======== Page ========

US12625950B2US 12625950 B2US12625950 B2US 12625950B2US-12625950-B2

Abstract

Systems and methods for provisioning of Out-of-Band (OOB) manageability features in heterogeneous computing platforms. In some embodiments, an Information Handling System (IHS) may include a heterogeneous computing platform and an OOB Microcontroller Unit (MCU) integrated into the heterogeneous computing platform or an Embedded Controller (EC) integrated into or coupled to the heterogeneous computing platform, where the OOB MCU or EC is configured to, in response to a status of a flag, enable OOB packet sniffing operations.

Inventors

  • Adolfo S. Montero
  • Abeye Teshome
  • Alok Pant

Assignees

  • DELL PRODUCTS, L.P.

Dates

Publication Date
20260512
Application Date
20230802

Claims (20)

  1. 1 . An Information Handling System (IHS), comprising: a heterogeneous computing platform; and an Out-of-Band (OOB) Microcontroller Unit (MCU) integrated into the heterogeneous computing platform or an Embedded Controller (EC) integrated into or coupled to the heterogeneous computing platform, wherein the OOB MCU or EC is configured to, in response to a status of a flag read from non-volatile memory, enable OOB packet sniffing operations that permit the OOB MCU or EC to perform OOB operations while every IHS host processor remains in a host processor low power state, wherein the OOB operations comprise: receive an OOB packet; choose, from a plurality of crypto devices based, at least in part, upon a header of the OOB packet, a selected crypto device to validate the OOB packet; and validate the OOB packet at least in part with the selected crypto device.
  2. 2 . The IHS of claim 1 , wherein the heterogeneous computing platform comprises: a System-On-Chip (SoC), a Field-Programmable Gate Array (FPGA), or an Application-Specific Integrated Circuit (ASIC).
  3. 3 . The IHS of claim 1 , wherein the heterogeneous computing platform comprises a Reduced Instruction Set Computer (RISC) processor and a plurality of devices coupled to an interconnect.
  4. 4 . The IHS of claim 3 , wherein the plurality of devices comprises at least one of: a Graphical Processing Unit (GPU), an audio Digital Signal Processor (aDSP), a sensor hub, a Neural Processing Unit (NPU), a Tensor Processing Unit (TPU), a Neural Network Processor (NNP), an Intelligence Processing Unit (IPU), an Image Signal Processor (ISP), or a Video Processing Unit (VPU).
  5. 5 . The IHS of claim 3 , wherein the interconnect comprises at least one of: an Advanced Microcontroller Bus Architecture (AMBA) bus, a QuickPath Interconnect (QPI) bus, or a HyperTransport (HT) bus.
  6. 6 . The IHS of claim 1 , wherein the status indicates a first power on event recorded by a Basic Input/Output System (BIOS).
  7. 7 . The IHS of claim 1 , wherein the status indicates that the IHS is in, or not in, a shipping mode.
  8. 8 . The IHS of claim 1 , wherein to enable the OOB packet sniffing operations, the OOB MCU or EC is configured to: wake up from a low-power state while a host processor of the heterogeneous computing platform remains in the low-power state; and wake up a network device configured to access a cloud service through an OOB channel to check a status of an OOB command buffer while the host processor remains in the low-power state.

======== Given information ========

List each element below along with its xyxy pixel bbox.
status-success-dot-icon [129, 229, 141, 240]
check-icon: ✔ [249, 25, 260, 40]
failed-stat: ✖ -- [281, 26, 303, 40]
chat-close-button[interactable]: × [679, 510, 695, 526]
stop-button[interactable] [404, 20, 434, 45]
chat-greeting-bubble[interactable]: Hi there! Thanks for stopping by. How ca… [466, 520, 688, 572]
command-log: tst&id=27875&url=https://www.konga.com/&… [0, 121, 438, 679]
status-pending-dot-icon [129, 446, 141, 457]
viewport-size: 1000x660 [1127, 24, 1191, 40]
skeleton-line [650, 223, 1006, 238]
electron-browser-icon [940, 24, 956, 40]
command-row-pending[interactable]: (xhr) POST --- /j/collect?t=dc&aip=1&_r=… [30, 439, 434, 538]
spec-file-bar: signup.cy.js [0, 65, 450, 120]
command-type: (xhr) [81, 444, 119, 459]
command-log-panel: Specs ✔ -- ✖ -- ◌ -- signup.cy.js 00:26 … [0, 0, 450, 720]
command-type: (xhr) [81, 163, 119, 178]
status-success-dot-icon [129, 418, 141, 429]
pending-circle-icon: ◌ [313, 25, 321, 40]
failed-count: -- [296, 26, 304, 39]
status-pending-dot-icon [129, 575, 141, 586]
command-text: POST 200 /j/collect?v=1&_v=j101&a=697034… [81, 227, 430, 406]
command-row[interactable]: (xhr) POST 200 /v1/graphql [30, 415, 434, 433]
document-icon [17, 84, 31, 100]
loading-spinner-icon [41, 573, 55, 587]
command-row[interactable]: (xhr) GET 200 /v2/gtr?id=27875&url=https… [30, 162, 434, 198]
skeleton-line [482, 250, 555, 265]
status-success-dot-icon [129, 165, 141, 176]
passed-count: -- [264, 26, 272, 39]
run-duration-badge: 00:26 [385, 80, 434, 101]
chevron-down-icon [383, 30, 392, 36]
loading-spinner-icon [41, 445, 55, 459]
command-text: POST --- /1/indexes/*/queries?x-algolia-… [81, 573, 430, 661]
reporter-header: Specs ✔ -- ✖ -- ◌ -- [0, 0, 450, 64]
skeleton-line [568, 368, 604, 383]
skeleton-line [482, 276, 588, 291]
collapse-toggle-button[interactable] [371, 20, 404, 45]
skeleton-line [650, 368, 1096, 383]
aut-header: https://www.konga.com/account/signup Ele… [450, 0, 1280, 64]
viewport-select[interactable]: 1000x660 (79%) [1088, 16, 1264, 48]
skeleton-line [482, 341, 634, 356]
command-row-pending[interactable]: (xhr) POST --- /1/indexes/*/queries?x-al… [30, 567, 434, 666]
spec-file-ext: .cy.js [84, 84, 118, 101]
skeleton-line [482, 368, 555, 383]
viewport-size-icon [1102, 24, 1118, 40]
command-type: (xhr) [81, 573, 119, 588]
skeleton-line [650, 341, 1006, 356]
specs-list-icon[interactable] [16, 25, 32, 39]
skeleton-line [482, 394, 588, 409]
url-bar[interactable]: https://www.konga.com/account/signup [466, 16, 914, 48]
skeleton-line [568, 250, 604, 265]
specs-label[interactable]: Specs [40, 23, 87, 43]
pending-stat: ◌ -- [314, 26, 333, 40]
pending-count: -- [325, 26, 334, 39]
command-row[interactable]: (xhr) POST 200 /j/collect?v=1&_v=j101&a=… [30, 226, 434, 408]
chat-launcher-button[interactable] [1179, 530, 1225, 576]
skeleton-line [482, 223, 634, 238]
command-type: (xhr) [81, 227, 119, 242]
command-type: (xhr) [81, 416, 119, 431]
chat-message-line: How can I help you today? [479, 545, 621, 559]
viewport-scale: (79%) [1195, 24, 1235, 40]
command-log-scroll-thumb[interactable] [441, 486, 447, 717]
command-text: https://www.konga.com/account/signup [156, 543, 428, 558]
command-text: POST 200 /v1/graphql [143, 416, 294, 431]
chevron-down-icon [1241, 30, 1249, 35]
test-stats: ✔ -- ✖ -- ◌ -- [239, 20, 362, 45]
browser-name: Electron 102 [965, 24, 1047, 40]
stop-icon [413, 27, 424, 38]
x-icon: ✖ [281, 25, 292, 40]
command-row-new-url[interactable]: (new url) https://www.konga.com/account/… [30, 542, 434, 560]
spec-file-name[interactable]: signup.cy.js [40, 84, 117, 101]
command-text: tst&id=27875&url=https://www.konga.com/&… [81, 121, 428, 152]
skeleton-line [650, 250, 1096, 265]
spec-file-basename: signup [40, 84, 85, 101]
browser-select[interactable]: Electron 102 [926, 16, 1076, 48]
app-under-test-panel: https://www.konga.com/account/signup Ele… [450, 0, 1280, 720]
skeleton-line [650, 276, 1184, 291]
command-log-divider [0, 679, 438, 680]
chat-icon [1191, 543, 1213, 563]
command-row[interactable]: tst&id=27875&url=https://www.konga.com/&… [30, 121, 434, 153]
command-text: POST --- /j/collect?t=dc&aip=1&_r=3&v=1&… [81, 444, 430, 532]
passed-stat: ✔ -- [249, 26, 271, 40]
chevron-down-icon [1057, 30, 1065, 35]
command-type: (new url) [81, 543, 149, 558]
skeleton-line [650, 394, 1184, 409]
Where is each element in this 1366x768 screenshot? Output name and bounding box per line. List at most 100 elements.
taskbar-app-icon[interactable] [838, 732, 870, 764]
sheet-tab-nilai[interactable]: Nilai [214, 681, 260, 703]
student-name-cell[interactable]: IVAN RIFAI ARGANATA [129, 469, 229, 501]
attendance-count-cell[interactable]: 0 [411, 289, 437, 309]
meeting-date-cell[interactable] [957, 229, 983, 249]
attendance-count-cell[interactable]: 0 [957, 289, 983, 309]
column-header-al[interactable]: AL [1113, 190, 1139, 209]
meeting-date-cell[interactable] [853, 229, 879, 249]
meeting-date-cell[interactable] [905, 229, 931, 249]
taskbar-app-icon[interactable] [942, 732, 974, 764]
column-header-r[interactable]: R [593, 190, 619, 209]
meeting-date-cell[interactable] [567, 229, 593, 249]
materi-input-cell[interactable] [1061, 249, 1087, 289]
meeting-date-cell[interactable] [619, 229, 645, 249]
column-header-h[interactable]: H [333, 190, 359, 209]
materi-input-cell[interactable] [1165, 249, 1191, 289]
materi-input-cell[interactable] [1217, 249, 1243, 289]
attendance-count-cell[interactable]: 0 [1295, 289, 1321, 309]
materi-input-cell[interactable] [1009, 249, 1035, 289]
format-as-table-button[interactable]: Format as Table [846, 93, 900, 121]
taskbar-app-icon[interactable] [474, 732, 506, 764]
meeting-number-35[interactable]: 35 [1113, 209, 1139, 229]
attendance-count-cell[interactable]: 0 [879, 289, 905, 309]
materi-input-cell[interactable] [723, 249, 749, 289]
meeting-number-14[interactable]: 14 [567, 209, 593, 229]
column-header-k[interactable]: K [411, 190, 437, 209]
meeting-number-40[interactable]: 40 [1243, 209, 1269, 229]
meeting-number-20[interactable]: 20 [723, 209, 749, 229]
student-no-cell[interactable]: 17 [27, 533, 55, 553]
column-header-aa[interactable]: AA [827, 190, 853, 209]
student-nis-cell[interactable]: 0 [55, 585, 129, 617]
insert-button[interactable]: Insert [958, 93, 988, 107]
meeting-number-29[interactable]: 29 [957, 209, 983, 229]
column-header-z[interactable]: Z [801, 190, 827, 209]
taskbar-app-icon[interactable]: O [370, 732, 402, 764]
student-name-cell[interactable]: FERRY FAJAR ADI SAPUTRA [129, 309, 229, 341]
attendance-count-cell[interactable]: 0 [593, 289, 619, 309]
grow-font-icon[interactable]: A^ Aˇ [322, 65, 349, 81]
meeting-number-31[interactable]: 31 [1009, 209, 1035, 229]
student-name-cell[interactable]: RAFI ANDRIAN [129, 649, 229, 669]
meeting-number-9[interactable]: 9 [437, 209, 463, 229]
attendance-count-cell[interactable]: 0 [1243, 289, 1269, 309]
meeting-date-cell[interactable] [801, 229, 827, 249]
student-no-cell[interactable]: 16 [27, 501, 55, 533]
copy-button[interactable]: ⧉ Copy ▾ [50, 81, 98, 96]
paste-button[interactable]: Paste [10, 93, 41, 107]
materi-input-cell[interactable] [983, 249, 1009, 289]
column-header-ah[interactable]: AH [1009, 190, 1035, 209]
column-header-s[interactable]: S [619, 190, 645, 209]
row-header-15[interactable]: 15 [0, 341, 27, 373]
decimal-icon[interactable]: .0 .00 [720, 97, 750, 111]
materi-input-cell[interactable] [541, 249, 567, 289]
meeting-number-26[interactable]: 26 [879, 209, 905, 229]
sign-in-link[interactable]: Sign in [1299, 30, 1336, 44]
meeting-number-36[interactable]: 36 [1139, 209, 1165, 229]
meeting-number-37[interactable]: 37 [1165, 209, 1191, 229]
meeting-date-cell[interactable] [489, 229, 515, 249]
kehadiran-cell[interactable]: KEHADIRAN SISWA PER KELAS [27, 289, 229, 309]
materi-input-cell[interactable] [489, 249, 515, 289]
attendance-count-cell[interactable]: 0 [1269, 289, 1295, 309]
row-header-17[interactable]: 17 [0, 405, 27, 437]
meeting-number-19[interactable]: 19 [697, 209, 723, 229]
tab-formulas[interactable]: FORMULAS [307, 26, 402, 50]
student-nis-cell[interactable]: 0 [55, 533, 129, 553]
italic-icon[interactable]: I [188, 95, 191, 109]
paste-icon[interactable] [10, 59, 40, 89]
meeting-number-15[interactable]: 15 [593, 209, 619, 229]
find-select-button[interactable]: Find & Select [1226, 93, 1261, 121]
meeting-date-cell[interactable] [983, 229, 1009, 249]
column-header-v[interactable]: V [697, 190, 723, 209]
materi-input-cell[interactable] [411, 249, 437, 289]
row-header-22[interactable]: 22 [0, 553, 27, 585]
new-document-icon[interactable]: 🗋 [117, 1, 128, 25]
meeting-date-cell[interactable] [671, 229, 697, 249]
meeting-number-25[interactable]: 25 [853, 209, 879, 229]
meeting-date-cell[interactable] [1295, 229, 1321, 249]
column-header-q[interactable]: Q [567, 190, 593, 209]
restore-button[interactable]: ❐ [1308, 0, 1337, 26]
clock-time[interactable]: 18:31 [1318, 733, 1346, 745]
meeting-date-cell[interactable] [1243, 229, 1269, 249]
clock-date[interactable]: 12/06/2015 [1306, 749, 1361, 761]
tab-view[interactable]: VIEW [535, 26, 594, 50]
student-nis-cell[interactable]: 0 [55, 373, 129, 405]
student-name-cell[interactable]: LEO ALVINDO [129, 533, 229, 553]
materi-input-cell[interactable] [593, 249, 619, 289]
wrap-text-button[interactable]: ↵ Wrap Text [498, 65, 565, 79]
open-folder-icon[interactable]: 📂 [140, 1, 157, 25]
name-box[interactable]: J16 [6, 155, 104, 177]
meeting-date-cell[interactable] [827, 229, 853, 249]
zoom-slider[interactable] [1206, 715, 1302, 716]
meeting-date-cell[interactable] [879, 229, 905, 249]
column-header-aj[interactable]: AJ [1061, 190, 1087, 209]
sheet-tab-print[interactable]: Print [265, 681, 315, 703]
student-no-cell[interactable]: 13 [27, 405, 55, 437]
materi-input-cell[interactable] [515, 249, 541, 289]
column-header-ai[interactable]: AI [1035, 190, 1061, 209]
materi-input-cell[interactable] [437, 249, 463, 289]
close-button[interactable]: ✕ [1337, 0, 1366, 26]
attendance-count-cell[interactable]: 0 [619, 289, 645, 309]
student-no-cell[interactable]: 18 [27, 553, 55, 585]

========

**What this exercise asks**
1: Answer these questions from the patent text:
(a) Which company is listed as the assignee?
(b) What is the application date?
(c) According to claim 7, what does the status indicate?
2: Put the entries into a Markdown table with the columns n and Line, starting with the first line of the entries and going on through the line with "command-type: (xhr) [81, 444, 119, 459]".
The patent text and the entries have nothing to do with each other.

**The replies**
1:
(a) DELL PRODUCTS, L.P.
(b) 20230802
(c) That the IHS is in, or not in, a shipping mode.

2:
| n | Line |
|---|---|
| 1 | List each element below along with its xyxy pixel bbox. |
| 2 | status-success-dot-icon [129, 229, 141, 240] |
| 3 | check-icon: ✔ [249, 25, 260, 40] |
| 4 | failed-stat: ✖ -- [281, 26, 303, 40] |
| 5 | chat-close-button[interactable]: × [679, 510, 695, 526] |
| 6 | stop-button[interactable] [404, 20, 434, 45] |
| 7 | chat-greeting-bubble[interactable]: Hi there! Thanks for stopping by. How ca… [466, 520, 688, 572] |
| 8 | command-log: tst&id=27875&url=https://www.konga.com/&… [0, 121, 438, 679] |
| 9 | status-pending-dot-icon [129, 446, 141, 457] |
| 10 | viewport-size: 1000x660 [1127, 24, 1191, 40] |
| 11 | skeleton-line [650, 223, 1006, 238] |
| 12 | electron-browser-icon [940, 24, 956, 40] |
| 13 | command-row-pending[interactable]: (xhr) POST --- /j/collect?t=dc&aip=1&_r=… [30, 439, 434, 538] |
| 14 | spec-file-bar: signup.cy.js [0, 65, 450, 120] |
| 15 | command-type: (xhr) [81, 444, 119, 459] |